_Problem statement_
Restate all of the entries exactly, dropping any pictures they hold.
────
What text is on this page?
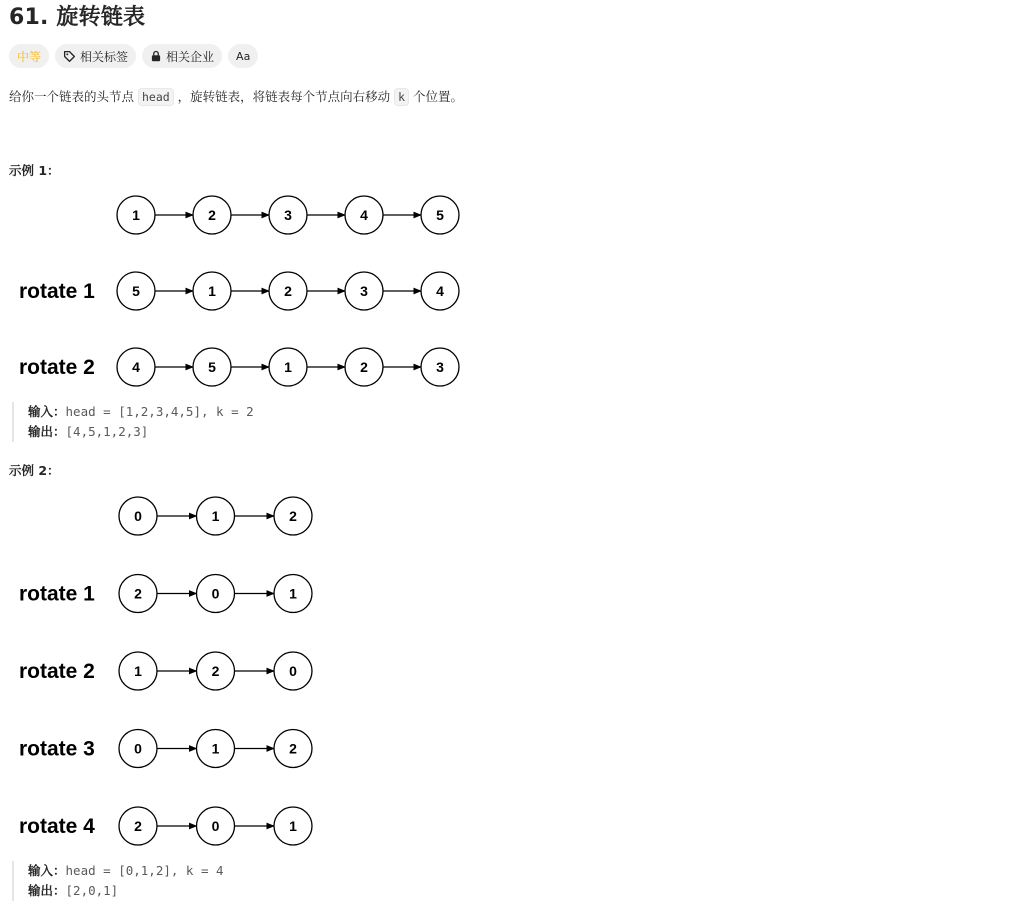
61. 旋转链表
中等	相关标签	相关企业 Aa
给你一个链表的头节点 head ，旋转链表，将链表每个节点向右移动 k 个位置。
示例 1：
1	2	3	4	5
rotate 1	5	1	2	3	4
rotate 2	4	5	1	2	3
输入：head = [1,2,3,4,5], k = 2
输出：[4,5,1,2,3]
示例 2：
0	1	2
rotate 1	2	0	1
rotate 2	1	2	0
rotate 3	0	1	2
rotate 4	2	0	1
输入：head = [0,1,2], k = 4
输出：[2,0,1]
────
_Complete answer_
What text is on this page?
61. 旋转链表
中等	相关标签	相关企业 Aa
给你一个链表的头节点 head ，旋转链表，将链表每个节点向右移动 k 个位置。
示例 1：
1	2	3	4	5
rotate 1	5	1	2	3	4
rotate 2	4	5	1	2	3
输入：head = [1,2,3,4,5], k = 2
输出：[4,5,1,2,3]
示例 2：
0	1	2
rotate 1	2	0	1
rotate 2	1	2	0
rotate 3	0	1	2
rotate 4	2	0	1
输入：head = [0,1,2], k = 4
输出：[2,0,1]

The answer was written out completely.